— Source material —
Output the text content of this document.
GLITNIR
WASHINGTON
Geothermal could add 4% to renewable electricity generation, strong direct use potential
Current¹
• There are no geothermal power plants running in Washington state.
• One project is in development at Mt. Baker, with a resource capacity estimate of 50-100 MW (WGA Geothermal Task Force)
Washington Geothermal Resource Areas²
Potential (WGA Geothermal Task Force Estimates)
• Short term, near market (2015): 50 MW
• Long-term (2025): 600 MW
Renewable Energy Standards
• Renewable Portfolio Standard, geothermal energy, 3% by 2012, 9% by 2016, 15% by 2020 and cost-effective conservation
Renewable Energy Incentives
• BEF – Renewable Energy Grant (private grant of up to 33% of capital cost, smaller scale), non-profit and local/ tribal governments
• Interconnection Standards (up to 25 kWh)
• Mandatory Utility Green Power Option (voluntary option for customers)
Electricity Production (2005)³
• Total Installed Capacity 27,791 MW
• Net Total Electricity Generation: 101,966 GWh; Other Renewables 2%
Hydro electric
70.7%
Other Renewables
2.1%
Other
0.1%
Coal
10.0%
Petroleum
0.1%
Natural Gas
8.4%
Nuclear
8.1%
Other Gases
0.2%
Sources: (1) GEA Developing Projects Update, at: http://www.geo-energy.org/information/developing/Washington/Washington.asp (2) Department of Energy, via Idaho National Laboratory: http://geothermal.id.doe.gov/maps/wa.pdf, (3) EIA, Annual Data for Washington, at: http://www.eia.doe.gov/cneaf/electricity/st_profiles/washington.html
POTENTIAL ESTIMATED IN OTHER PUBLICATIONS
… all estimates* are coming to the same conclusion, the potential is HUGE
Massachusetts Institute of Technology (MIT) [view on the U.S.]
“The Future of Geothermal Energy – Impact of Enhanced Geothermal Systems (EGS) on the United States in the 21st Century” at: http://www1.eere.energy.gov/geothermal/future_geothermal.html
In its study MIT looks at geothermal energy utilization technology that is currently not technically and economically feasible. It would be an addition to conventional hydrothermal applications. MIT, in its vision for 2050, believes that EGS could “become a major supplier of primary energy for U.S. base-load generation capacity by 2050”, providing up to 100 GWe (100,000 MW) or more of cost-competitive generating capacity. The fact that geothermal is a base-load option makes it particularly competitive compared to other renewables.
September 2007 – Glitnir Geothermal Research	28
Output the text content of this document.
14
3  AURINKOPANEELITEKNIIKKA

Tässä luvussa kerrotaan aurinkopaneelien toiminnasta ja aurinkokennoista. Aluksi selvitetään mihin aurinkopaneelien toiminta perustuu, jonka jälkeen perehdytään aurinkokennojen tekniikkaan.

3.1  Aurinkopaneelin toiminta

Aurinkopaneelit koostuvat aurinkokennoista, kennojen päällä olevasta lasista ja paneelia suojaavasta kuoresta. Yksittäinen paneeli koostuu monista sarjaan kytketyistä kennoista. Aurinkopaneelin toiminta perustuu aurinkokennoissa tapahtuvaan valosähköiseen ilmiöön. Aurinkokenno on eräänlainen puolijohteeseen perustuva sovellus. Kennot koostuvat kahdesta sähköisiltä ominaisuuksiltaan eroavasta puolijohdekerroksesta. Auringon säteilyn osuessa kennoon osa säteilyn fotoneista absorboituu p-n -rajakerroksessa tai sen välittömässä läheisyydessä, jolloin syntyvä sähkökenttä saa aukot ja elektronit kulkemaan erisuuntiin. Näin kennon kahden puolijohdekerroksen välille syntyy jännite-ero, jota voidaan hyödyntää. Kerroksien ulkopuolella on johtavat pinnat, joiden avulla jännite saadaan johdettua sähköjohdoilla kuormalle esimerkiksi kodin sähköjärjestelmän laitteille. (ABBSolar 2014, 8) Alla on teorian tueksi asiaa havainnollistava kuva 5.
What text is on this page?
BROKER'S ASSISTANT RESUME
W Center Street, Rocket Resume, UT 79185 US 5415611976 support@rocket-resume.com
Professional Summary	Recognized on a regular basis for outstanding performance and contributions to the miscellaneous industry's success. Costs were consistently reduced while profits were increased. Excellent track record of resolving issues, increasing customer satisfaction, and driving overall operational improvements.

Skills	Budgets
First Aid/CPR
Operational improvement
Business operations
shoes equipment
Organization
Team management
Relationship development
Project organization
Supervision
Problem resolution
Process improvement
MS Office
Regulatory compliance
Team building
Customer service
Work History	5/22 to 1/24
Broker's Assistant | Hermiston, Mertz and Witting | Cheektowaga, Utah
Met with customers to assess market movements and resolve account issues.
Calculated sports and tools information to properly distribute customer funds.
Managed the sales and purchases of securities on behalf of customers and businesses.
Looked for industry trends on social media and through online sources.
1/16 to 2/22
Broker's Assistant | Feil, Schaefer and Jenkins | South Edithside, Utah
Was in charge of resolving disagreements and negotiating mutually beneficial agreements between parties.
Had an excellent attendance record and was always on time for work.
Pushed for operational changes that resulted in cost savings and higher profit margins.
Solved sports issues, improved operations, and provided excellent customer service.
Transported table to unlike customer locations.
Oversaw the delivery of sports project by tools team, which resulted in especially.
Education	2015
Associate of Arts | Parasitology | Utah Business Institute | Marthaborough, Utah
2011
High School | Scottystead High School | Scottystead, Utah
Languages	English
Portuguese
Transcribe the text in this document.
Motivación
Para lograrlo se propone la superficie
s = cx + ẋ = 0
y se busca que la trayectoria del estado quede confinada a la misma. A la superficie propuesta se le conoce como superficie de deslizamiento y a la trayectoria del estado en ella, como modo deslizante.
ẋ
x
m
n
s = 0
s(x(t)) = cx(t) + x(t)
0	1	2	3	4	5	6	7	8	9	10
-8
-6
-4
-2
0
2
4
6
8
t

— The exercise —
Every line above should be printed again exactly as it stands.

— Written answer —
Output the text content of this document.
GLITNIR
WASHINGTON
Geothermal could add 4% to renewable electricity generation, strong direct use potential
Current¹
• There are no geothermal power plants running in Washington state.
• One project is in development at Mt. Baker, with a resource capacity estimate of 50-100 MW (WGA Geothermal Task Force)
Washington Geothermal Resource Areas²
Potential (WGA Geothermal Task Force Estimates)
• Short term, near market (2015): 50 MW
• Long-term (2025): 600 MW
Renewable Energy Standards
• Renewable Portfolio Standard, geothermal energy, 3% by 2012, 9% by 2016, 15% by 2020 and cost-effective conservation
Renewable Energy Incentives
• BEF – Renewable Energy Grant (private grant of up to 33% of capital cost, smaller scale), non-profit and local/ tribal governments
• Interconnection Standards (up to 25 kWh)
• Mandatory Utility Green Power Option (voluntary option for customers)
Electricity Production (2005)³
• Total Installed Capacity 27,791 MW
• Net Total Electricity Generation: 101,966 GWh; Other Renewables 2%
Hydro electric
70.7%
Other Renewables
2.1%
Other
0.1%
Coal
10.0%
Petroleum
0.1%
Natural Gas
8.4%
Nuclear
8.1%
Other Gases
0.2%
Sources: (1) GEA Developing Projects Update, at: http://www.geo-energy.org/information/developing/Washington/Washington.asp (2) Department of Energy, via Idaho National Laboratory: http://geothermal.id.doe.gov/maps/wa.pdf, (3) EIA, Annual Data for Washington, at: http://www.eia.doe.gov/cneaf/electricity/st_profiles/washington.html
POTENTIAL ESTIMATED IN OTHER PUBLICATIONS
… all estimates* are coming to the same conclusion, the potential is HUGE
Massachusetts Institute of Technology (MIT) [view on the U.S.]
“The Future of Geothermal Energy – Impact of Enhanced Geothermal Systems (EGS) on the United States in the 21st Century” at: http://www1.eere.energy.gov/geothermal/future_geothermal.html
In its study MIT looks at geothermal energy utilization technology that is currently not technically and economically feasible. It would be an addition to conventional hydrothermal applications. MIT, in its vision for 2050, believes that EGS could “become a major supplier of primary energy for U.S. base-load generation capacity by 2050”, providing up to 100 GWe (100,000 MW) or more of cost-competitive generating capacity. The fact that geothermal is a base-load option makes it particularly competitive compared to other renewables.
September 2007 – Glitnir Geothermal Research	28
Output the text content of this document.
14
3  AURINKOPANEELITEKNIIKKA

Tässä luvussa kerrotaan aurinkopaneelien toiminnasta ja aurinkokennoista. Aluksi selvitetään mihin aurinkopaneelien toiminta perustuu, jonka jälkeen perehdytään aurinkokennojen tekniikkaan.

3.1  Aurinkopaneelin toiminta

Aurinkopaneelit koostuvat aurinkokennoista, kennojen päällä olevasta lasista ja paneelia suojaavasta kuoresta. Yksittäinen paneeli koostuu monista sarjaan kytketyistä kennoista. Aurinkopaneelin toiminta perustuu aurinkokennoissa tapahtuvaan valosähköiseen ilmiöön. Aurinkokenno on eräänlainen puolijohteeseen perustuva sovellus. Kennot koostuvat kahdesta sähköisiltä ominaisuuksiltaan eroavasta puolijohdekerroksesta. Auringon säteilyn osuessa kennoon osa säteilyn fotoneista absorboituu p-n -rajakerroksessa tai sen välittömässä läheisyydessä, jolloin syntyvä sähkökenttä saa aukot ja elektronit kulkemaan erisuuntiin. Näin kennon kahden puolijohdekerroksen välille syntyy jännite-ero, jota voidaan hyödyntää. Kerroksien ulkopuolella on johtavat pinnat, joiden avulla jännite saadaan johdettua sähköjohdoilla kuormalle esimerkiksi kodin sähköjärjestelmän laitteille. (ABBSolar 2014, 8) Alla on teorian tueksi asiaa havainnollistava kuva 5.
What text is on this page?
BROKER'S ASSISTANT RESUME
W Center Street, Rocket Resume, UT 79185 US 5415611976 support@rocket-resume.com
Professional Summary	Recognized on a regular basis for outstanding performance and contributions to the miscellaneous industry's success. Costs were consistently reduced while profits were increased. Excellent track record of resolving issues, increasing customer satisfaction, and driving overall operational improvements.

Skills	Budgets
First Aid/CPR
Operational improvement
Business operations
shoes equipment
Organization
Team management
Relationship development
Project organization
Supervision
Problem resolution
Process improvement
MS Office
Regulatory compliance
Team building
Customer service
Work History	5/22 to 1/24
Broker's Assistant | Hermiston, Mertz and Witting | Cheektowaga, Utah
Met with customers to assess market movements and resolve account issues.
Calculated sports and tools information to properly distribute customer funds.
Managed the sales and purchases of securities on behalf of customers and businesses.
Looked for industry trends on social media and through online sources.
1/16 to 2/22
Broker's Assistant | Feil, Schaefer and Jenkins | South Edithside, Utah
Was in charge of resolving disagreements and negotiating mutually beneficial agreements between parties.
Had an excellent attendance record and was always on time for work.
Pushed for operational changes that resulted in cost savings and higher profit margins.
Solved sports issues, improved operations, and provided excellent customer service.
Transported table to unlike customer locations.
Oversaw the delivery of sports project by tools team, which resulted in especially.
Education	2015
Associate of Arts | Parasitology | Utah Business Institute | Marthaborough, Utah
2011
High School | Scottystead High School | Scottystead, Utah
Languages	English
Portuguese
Transcribe the text in this document.
Motivación
Para lograrlo se propone la superficie
s = cx + ẋ = 0
y se busca que la trayectoria del estado quede confinada a la misma. A la superficie propuesta se le conoce como superficie de deslizamiento y a la trayectoria del estado en ella, como modo deslizante.
ẋ
x
m
n
s = 0
s(x(t)) = cx(t) + x(t)
0	1	2	3	4	5	6	7	8	9	10
-8
-6
-4
-2
0
2
4
6
8
t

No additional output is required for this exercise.